■ **REQUIRED TASK**:
Note how many lines contain "detached" and give that number, with nothing else.

■ **INPUT DATA**:

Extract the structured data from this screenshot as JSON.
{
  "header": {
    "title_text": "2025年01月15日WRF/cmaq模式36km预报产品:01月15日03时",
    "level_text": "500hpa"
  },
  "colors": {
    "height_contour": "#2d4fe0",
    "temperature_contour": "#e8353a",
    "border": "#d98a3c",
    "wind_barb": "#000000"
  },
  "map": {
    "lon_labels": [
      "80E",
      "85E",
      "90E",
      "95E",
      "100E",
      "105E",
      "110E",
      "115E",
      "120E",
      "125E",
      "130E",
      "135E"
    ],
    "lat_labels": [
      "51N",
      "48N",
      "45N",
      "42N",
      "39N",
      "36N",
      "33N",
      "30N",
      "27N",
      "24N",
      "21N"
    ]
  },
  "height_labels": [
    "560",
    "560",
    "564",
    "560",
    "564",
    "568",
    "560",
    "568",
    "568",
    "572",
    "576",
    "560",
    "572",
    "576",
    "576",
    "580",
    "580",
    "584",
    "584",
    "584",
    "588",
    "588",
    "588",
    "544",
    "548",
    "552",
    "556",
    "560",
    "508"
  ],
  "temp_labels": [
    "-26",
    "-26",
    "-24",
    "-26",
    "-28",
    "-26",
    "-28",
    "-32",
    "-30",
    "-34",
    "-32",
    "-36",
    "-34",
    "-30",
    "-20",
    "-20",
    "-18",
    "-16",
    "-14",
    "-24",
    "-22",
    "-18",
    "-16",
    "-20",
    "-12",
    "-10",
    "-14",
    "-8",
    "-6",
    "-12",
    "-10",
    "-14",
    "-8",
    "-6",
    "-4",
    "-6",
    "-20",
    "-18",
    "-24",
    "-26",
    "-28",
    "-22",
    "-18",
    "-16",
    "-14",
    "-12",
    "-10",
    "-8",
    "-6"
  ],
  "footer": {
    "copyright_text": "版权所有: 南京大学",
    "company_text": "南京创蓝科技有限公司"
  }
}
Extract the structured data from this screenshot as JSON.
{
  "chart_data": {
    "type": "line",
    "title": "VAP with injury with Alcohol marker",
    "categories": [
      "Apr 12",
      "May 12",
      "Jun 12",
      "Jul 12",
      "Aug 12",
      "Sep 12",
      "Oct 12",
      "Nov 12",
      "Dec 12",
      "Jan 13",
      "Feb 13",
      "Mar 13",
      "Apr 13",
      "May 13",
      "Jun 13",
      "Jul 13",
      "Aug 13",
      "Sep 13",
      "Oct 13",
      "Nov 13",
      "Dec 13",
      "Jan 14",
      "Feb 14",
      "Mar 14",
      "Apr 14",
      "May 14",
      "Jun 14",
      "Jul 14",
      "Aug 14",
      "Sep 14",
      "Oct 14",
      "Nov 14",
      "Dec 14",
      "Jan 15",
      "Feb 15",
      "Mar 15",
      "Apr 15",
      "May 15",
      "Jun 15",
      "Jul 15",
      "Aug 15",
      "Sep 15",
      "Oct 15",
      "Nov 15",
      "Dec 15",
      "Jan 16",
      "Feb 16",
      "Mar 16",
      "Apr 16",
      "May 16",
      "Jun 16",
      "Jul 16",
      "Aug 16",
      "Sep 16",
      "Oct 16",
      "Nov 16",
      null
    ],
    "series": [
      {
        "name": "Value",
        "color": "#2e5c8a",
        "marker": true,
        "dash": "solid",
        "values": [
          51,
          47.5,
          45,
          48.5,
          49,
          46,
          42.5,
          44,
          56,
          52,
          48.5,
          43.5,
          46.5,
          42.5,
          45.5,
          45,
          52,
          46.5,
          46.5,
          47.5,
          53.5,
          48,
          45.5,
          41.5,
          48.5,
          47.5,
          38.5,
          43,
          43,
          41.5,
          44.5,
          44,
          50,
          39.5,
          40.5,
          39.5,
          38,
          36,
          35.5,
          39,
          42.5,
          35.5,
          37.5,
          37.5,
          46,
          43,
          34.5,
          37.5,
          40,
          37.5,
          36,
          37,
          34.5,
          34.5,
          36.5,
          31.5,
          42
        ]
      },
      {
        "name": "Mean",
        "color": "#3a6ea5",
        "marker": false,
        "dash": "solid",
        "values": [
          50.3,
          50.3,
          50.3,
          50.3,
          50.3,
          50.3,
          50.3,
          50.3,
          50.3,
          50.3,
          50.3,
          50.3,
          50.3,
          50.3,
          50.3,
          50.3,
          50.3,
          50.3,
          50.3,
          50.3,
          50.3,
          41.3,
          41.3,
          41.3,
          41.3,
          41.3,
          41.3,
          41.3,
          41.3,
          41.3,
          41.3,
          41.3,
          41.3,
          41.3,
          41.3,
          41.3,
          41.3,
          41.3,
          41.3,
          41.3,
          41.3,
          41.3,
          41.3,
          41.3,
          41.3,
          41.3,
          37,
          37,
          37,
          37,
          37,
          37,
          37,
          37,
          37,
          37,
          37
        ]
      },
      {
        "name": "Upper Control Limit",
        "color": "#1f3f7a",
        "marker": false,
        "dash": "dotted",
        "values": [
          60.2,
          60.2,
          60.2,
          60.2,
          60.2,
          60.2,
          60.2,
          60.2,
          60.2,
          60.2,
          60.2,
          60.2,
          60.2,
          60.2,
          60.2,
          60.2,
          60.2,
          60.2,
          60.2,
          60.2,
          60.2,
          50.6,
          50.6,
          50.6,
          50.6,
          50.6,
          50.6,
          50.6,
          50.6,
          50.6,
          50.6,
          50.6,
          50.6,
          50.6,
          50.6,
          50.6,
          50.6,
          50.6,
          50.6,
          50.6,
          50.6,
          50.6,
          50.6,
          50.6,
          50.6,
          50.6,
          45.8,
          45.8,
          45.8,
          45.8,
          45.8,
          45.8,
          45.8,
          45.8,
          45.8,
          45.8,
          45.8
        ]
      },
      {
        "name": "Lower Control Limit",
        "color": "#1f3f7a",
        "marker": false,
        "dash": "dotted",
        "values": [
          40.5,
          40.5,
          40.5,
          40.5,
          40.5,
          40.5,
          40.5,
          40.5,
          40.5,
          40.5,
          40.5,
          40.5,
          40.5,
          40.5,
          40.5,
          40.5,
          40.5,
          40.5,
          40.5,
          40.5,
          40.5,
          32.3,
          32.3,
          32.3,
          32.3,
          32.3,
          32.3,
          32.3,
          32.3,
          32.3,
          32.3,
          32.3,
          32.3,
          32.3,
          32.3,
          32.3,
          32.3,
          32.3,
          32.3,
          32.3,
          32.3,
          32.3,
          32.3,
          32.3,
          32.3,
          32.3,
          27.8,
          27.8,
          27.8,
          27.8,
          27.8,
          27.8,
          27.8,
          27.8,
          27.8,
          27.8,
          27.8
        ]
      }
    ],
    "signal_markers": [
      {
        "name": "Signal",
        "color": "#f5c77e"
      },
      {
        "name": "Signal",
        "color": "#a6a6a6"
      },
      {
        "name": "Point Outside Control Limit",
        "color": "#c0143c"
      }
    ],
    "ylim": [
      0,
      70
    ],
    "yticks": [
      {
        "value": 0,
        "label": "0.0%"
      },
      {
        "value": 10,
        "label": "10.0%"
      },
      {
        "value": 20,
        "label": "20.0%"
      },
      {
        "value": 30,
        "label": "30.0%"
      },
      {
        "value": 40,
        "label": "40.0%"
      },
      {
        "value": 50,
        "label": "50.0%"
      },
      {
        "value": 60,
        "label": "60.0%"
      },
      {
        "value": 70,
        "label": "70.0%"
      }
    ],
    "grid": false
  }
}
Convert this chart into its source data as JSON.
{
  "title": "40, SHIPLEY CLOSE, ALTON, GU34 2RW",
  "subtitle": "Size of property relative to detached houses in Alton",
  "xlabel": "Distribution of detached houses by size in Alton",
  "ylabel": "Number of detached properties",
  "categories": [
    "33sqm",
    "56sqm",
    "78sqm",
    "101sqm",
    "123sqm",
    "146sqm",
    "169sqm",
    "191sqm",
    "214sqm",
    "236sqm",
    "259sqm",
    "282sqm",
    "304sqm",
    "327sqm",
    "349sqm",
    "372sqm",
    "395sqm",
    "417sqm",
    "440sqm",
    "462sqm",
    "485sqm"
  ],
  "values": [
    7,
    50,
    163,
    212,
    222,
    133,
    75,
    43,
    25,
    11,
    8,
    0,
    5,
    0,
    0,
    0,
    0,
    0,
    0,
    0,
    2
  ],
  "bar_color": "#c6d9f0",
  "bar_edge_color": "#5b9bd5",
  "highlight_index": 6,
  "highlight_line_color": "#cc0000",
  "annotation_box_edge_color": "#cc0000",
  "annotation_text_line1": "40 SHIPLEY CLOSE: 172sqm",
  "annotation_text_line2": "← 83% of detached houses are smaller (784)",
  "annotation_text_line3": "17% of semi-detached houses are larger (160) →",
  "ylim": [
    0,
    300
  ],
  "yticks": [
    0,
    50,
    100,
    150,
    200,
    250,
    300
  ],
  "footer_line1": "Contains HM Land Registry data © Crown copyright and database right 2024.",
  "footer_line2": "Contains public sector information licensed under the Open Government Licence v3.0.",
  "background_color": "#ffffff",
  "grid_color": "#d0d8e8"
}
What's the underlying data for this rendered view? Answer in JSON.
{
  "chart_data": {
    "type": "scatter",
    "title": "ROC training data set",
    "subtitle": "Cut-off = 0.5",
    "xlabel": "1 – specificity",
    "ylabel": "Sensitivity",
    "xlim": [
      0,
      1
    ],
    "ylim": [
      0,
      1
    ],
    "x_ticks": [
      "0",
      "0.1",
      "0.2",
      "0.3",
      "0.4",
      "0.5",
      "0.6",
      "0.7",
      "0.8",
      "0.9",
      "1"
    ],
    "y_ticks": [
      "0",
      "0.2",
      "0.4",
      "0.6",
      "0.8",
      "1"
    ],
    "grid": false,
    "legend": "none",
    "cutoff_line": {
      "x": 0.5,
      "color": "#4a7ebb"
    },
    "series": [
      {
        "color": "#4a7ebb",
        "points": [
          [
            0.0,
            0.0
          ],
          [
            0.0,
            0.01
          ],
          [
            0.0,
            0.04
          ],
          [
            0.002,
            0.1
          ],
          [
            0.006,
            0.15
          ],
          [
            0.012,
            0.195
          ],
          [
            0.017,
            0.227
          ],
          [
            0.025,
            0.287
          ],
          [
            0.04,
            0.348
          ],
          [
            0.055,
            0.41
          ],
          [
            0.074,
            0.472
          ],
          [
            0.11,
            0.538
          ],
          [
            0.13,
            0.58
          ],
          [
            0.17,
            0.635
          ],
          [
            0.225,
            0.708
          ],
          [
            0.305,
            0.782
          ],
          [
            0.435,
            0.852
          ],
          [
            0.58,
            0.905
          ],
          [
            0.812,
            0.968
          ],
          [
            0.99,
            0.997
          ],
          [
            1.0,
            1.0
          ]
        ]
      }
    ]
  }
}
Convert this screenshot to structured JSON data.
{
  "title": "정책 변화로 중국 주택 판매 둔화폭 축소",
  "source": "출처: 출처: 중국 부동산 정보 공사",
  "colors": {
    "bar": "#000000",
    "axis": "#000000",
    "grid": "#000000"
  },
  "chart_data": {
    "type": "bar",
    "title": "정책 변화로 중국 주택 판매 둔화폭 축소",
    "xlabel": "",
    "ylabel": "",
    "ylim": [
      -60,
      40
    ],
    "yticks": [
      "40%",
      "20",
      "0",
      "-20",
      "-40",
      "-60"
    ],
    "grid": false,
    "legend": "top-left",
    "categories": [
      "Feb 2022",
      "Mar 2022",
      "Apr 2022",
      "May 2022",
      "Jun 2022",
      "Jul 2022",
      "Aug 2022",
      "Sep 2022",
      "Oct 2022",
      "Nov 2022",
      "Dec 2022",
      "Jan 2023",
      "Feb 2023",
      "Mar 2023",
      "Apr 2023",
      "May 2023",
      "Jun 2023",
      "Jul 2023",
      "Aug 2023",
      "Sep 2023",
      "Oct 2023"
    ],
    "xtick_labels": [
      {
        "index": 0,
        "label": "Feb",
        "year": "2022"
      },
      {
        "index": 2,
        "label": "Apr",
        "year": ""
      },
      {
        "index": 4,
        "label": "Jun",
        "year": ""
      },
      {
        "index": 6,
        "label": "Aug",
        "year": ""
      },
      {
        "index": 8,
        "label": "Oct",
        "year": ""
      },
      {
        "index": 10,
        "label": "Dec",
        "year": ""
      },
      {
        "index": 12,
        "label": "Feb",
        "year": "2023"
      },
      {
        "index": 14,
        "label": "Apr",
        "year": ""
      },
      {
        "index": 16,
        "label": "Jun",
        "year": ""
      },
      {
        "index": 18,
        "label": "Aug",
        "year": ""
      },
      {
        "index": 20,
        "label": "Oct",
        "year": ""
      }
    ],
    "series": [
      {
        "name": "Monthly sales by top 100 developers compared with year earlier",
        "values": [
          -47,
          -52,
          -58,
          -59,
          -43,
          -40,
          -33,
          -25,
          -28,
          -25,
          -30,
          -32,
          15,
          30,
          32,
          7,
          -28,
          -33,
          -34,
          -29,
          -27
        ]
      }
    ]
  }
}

■ **RESULT**:
5